TASK> Transcribe every line exactly. Leave the pictures behind.

Collection entries:

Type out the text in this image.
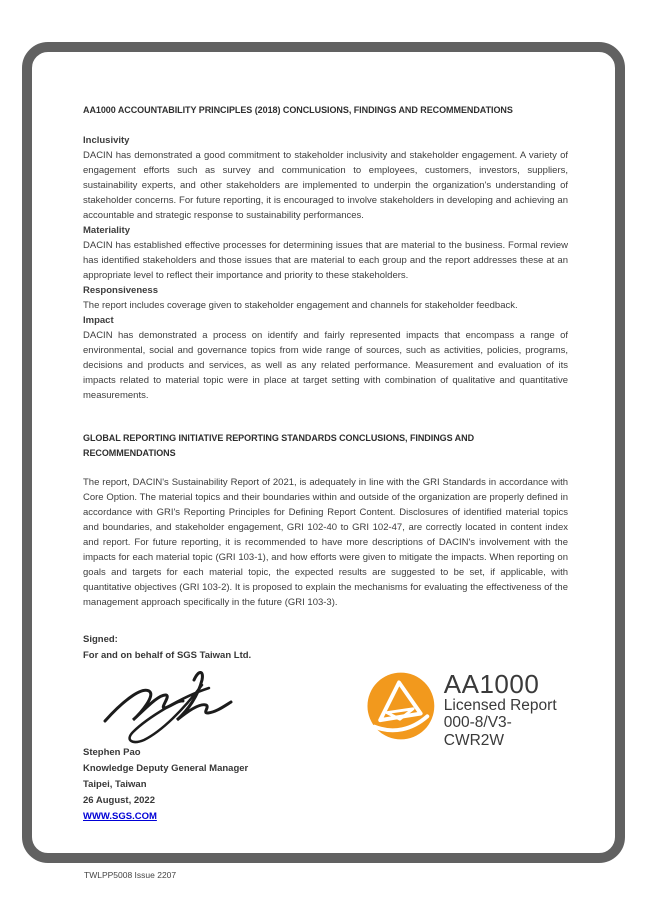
AA1000 ACCOUNTABILITY PRINCIPLES (2018) CONCLUSIONS, FINDINGS AND RECOMMENDATIONS
Inclusivity
DACIN has demonstrated a good commitment to stakeholder inclusivity and stakeholder engagement. A variety of engagement efforts such as survey and communication to employees, customers, investors, suppliers, sustainability experts, and other stakeholders are implemented to underpin the organization's understanding of stakeholder concerns. For future reporting, it is encouraged to involve stakeholders in developing and achieving an accountable and strategic response to sustainability performances.
Materiality
DACIN has established effective processes for determining issues that are material to the business. Formal review has identified stakeholders and those issues that are material to each group and the report addresses these at an appropriate level to reflect their importance and priority to these stakeholders.
Responsiveness
The report includes coverage given to stakeholder engagement and channels for stakeholder feedback.
Impact
DACIN has demonstrated a process on identify and fairly represented impacts that encompass a range of environmental, social and governance topics from wide range of sources, such as activities, policies, programs, decisions and products and services, as well as any related performance. Measurement and evaluation of its impacts related to material topic were in place at target setting with combination of qualitative and quantitative measurements.
GLOBAL REPORTING INITIATIVE REPORTING STANDARDS CONCLUSIONS, FINDINGS AND RECOMMENDATIONS
The report, DACIN's Sustainability Report of 2021, is adequately in line with the GRI Standards in accordance with Core Option. The material topics and their boundaries within and outside of the organization are properly defined in accordance with GRI's Reporting Principles for Defining Report Content. Disclosures of identified material topics and boundaries, and stakeholder engagement, GRI 102-40 to GRI 102-47, are correctly located in content index and report. For future reporting, it is recommended to have more descriptions of DACIN's involvement with the impacts for each material topic (GRI 103-1), and how efforts were given to mitigate the impacts. When reporting on goals and targets for each material topic, the expected results are suggested to be set, if applicable, with quantitative objectives (GRI 103-2). It is proposed to explain the mechanisms for evaluating the effectiveness of the management approach specifically in the future (GRI 103-3).
Signed:
For and on behalf of SGS Taiwan Ltd.
AA1000
Licensed Report
000-8/V3-CWR2W
Stephen Pao
Knowledge Deputy General Manager
Taipei, Taiwan
26 August, 2022
WWW.SGS.COM
TWLPP5008 Issue 2207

OUTPUT BELOW>
Type out the text in this image.
AA1000 ACCOUNTABILITY PRINCIPLES (2018) CONCLUSIONS, FINDINGS AND RECOMMENDATIONS
Inclusivity
DACIN has demonstrated a good commitment to stakeholder inclusivity and stakeholder engagement. A variety of engagement efforts such as survey and communication to employees, customers, investors, suppliers, sustainability experts, and other stakeholders are implemented to underpin the organization's understanding of stakeholder concerns. For future reporting, it is encouraged to involve stakeholders in developing and achieving an accountable and strategic response to sustainability performances.
Materiality
DACIN has established effective processes for determining issues that are material to the business. Formal review has identified stakeholders and those issues that are material to each group and the report addresses these at an appropriate level to reflect their importance and priority to these stakeholders.
Responsiveness
The report includes coverage given to stakeholder engagement and channels for stakeholder feedback.
Impact
DACIN has demonstrated a process on identify and fairly represented impacts that encompass a range of environmental, social and governance topics from wide range of sources, such as activities, policies, programs, decisions and products and services, as well as any related performance. Measurement and evaluation of its impacts related to material topic were in place at target setting with combination of qualitative and quantitative measurements.
GLOBAL REPORTING INITIATIVE REPORTING STANDARDS CONCLUSIONS, FINDINGS AND RECOMMENDATIONS
The report, DACIN's Sustainability Report of 2021, is adequately in line with the GRI Standards in accordance with Core Option. The material topics and their boundaries within and outside of the organization are properly defined in accordance with GRI's Reporting Principles for Defining Report Content. Disclosures of identified material topics and boundaries, and stakeholder engagement, GRI 102-40 to GRI 102-47, are correctly located in content index and report. For future reporting, it is recommended to have more descriptions of DACIN's involvement with the impacts for each material topic (GRI 103-1), and how efforts were given to mitigate the impacts. When reporting on goals and targets for each material topic, the expected results are suggested to be set, if applicable, with quantitative objectives (GRI 103-2). It is proposed to explain the mechanisms for evaluating the effectiveness of the management approach specifically in the future (GRI 103-3).
Signed:
For and on behalf of SGS Taiwan Ltd.
AA1000
Licensed Report
000-8/V3-CWR2W
Stephen Pao
Knowledge Deputy General Manager
Taipei, Taiwan
26 August, 2022
WWW.SGS.COM
TWLPP5008 Issue 2207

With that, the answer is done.